## START

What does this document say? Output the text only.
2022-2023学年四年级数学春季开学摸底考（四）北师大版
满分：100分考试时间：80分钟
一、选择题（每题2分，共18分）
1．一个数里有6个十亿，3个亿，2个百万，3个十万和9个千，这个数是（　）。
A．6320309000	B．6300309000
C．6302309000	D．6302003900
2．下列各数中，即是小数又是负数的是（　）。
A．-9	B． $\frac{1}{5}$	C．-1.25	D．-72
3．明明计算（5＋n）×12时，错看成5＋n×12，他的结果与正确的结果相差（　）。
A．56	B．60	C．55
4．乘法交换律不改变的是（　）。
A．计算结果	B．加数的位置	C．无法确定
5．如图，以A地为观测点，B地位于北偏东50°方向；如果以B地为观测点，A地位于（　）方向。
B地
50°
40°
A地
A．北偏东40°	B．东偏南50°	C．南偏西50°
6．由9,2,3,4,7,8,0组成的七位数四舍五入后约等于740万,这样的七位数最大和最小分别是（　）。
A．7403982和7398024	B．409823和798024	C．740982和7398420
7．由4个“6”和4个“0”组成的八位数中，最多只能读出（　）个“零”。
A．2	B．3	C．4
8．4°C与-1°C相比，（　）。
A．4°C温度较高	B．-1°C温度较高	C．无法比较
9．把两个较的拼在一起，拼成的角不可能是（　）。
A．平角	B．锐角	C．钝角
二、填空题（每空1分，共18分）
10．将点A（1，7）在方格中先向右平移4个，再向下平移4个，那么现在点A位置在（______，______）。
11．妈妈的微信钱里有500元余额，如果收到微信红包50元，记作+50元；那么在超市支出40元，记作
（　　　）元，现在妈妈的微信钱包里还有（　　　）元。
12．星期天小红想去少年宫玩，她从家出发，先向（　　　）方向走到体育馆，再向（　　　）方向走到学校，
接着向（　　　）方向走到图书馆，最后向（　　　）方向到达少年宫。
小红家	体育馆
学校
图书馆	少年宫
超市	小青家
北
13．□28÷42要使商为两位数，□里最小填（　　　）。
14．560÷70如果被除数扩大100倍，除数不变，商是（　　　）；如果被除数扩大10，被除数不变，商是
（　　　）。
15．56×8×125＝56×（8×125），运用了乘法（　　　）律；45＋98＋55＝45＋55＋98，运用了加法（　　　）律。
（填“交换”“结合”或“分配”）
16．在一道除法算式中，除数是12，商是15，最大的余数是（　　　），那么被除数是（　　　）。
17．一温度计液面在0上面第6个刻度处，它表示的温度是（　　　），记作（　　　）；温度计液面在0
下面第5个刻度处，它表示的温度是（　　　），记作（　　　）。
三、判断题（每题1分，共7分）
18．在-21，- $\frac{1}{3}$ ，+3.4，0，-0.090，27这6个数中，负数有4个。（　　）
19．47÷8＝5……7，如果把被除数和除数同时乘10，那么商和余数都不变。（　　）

## END

--- TASK TO COMPLETE ---
Take the listing above and set it down exactly.

--- OUTPUT FOR THIS EXERCISE ---
What does this document say? Output the text only.
2022-2023学年四年级数学春季开学摸底考（四）北师大版
满分：100分考试时间：80分钟
一、选择题（每题2分，共18分）
1．一个数里有6个十亿，3个亿，2个百万，3个十万和9个千，这个数是（　）。
A．6320309000	B．6300309000
C．6302309000	D．6302003900
2．下列各数中，即是小数又是负数的是（　）。
A．-9	B． $\frac{1}{5}$	C．-1.25	D．-72
3．明明计算（5＋n）×12时，错看成5＋n×12，他的结果与正确的结果相差（　）。
A．56	B．60	C．55
4．乘法交换律不改变的是（　）。
A．计算结果	B．加数的位置	C．无法确定
5．如图，以A地为观测点，B地位于北偏东50°方向；如果以B地为观测点，A地位于（　）方向。
B地
50°
40°
A地
A．北偏东40°	B．东偏南50°	C．南偏西50°
6．由9,2,3,4,7,8,0组成的七位数四舍五入后约等于740万,这样的七位数最大和最小分别是（　）。
A．7403982和7398024	B．409823和798024	C．740982和7398420
7．由4个“6”和4个“0”组成的八位数中，最多只能读出（　）个“零”。
A．2	B．3	C．4
8．4°C与-1°C相比，（　）。
A．4°C温度较高	B．-1°C温度较高	C．无法比较
9．把两个较的拼在一起，拼成的角不可能是（　）。
A．平角	B．锐角	C．钝角
二、填空题（每空1分，共18分）
10．将点A（1，7）在方格中先向右平移4个，再向下平移4个，那么现在点A位置在（______，______）。
11．妈妈的微信钱里有500元余额，如果收到微信红包50元，记作+50元；那么在超市支出40元，记作
（　　　）元，现在妈妈的微信钱包里还有（　　　）元。
12．星期天小红想去少年宫玩，她从家出发，先向（　　　）方向走到体育馆，再向（　　　）方向走到学校，
接着向（　　　）方向走到图书馆，最后向（　　　）方向到达少年宫。
小红家	体育馆
学校
图书馆	少年宫
超市	小青家
北
13．□28÷42要使商为两位数，□里最小填（　　　）。
14．560÷70如果被除数扩大100倍，除数不变，商是（　　　）；如果被除数扩大10，被除数不变，商是
（　　　）。
15．56×8×125＝56×（8×125），运用了乘法（　　　）律；45＋98＋55＝45＋55＋98，运用了加法（　　　）律。
（填“交换”“结合”或“分配”）
16．在一道除法算式中，除数是12，商是15，最大的余数是（　　　），那么被除数是（　　　）。
17．一温度计液面在0上面第6个刻度处，它表示的温度是（　　　），记作（　　　）；温度计液面在0
下面第5个刻度处，它表示的温度是（　　　），记作（　　　）。
三、判断题（每题1分，共7分）
18．在-21，- $\frac{1}{3}$ ，+3.4，0，-0.090，27这6个数中，负数有4个。（　　）
19．47÷8＝5……7，如果把被除数和除数同时乘10，那么商和余数都不变。（　　）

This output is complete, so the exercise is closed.